*BRIEF*
Copy each line that contains the string "selector".

= = = = = = =

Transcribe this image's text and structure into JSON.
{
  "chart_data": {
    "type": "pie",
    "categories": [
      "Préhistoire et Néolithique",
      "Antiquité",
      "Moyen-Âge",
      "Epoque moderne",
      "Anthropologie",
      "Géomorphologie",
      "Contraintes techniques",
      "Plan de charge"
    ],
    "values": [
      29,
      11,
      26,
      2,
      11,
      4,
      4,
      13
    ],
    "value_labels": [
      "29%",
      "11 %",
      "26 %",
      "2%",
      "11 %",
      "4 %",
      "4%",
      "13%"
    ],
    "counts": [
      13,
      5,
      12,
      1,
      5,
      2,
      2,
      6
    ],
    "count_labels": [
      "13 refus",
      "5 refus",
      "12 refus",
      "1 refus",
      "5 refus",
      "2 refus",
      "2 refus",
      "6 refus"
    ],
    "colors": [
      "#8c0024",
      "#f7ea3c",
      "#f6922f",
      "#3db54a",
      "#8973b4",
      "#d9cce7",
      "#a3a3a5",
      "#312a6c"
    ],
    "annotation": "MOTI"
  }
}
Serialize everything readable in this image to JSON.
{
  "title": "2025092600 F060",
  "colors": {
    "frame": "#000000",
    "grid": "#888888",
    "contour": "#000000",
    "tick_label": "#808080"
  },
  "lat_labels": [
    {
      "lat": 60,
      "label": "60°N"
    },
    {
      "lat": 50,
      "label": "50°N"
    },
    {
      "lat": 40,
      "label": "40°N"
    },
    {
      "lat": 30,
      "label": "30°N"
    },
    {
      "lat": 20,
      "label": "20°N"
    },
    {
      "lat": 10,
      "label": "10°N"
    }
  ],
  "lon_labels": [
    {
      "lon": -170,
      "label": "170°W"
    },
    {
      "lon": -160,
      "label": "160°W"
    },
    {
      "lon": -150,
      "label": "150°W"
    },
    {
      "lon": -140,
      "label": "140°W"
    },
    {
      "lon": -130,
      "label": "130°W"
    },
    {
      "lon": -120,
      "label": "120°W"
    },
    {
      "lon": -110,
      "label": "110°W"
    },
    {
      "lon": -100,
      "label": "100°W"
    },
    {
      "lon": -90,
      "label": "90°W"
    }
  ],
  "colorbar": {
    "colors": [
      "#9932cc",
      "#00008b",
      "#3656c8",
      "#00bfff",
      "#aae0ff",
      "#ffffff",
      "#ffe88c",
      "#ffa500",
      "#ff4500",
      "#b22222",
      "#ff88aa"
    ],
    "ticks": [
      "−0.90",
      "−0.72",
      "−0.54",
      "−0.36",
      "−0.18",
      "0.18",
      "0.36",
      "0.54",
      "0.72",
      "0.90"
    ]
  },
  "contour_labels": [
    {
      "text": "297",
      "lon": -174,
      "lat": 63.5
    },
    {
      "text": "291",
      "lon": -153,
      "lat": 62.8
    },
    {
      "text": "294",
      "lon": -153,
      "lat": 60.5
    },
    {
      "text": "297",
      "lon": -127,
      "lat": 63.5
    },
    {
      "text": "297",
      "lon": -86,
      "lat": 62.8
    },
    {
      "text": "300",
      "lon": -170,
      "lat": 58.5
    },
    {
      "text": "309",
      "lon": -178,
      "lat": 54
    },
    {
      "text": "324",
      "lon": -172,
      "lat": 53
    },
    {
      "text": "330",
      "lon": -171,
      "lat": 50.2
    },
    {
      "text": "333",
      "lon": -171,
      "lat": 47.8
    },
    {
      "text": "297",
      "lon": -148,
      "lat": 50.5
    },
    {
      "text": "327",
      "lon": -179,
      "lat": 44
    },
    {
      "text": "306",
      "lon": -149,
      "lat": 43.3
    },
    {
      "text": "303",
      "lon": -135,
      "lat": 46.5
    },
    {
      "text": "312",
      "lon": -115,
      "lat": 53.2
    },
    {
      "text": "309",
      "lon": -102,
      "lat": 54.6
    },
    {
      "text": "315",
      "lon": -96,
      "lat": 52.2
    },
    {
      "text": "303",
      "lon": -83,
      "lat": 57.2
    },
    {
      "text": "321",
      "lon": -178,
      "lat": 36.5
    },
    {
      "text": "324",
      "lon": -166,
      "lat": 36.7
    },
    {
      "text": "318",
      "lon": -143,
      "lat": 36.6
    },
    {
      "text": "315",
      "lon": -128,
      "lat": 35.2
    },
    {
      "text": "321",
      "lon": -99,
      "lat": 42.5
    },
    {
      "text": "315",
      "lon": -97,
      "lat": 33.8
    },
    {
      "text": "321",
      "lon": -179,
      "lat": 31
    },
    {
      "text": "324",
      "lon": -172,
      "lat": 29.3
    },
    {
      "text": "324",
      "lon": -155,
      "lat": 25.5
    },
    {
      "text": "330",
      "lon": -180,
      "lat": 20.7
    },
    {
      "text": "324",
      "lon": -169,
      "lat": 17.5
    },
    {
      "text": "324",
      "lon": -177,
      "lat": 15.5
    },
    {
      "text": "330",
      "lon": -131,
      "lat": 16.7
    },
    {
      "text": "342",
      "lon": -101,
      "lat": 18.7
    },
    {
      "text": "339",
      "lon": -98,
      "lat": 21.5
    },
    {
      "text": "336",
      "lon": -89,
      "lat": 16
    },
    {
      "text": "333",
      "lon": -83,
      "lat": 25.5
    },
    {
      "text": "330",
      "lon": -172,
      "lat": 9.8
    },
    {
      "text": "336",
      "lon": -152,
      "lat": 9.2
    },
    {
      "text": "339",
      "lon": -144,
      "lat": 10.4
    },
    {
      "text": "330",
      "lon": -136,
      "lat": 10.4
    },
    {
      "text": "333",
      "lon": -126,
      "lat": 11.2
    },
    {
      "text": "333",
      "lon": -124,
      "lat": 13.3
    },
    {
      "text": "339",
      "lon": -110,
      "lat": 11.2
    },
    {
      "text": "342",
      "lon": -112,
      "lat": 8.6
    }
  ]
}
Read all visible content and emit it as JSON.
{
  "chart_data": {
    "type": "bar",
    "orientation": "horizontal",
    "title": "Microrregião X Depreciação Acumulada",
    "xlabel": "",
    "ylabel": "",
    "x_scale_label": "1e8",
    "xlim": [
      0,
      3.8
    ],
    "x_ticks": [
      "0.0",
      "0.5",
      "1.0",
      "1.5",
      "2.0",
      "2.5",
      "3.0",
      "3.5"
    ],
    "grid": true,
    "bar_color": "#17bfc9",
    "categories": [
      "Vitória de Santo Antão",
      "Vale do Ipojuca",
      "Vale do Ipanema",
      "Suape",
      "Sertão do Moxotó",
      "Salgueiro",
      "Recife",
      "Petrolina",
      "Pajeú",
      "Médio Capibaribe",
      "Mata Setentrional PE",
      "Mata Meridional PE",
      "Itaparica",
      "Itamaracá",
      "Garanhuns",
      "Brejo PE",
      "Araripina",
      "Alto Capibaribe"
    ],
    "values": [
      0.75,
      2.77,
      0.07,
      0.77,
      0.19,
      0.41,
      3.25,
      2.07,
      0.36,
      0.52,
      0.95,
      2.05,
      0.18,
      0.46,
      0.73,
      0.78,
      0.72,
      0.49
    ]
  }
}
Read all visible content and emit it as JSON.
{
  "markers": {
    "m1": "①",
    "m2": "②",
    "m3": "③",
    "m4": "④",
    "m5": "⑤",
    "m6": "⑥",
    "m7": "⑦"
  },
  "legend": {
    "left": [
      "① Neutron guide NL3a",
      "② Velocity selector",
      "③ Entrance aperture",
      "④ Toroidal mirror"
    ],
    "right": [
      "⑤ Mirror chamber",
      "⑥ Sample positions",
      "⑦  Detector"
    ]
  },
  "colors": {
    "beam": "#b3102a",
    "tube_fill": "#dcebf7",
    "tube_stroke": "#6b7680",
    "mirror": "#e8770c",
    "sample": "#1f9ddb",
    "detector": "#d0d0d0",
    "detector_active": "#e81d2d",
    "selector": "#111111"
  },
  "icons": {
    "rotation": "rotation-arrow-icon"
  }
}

= = = = = = =

*THE OUTPUT*
      "② Velocity selector",
    "selector": "#111111"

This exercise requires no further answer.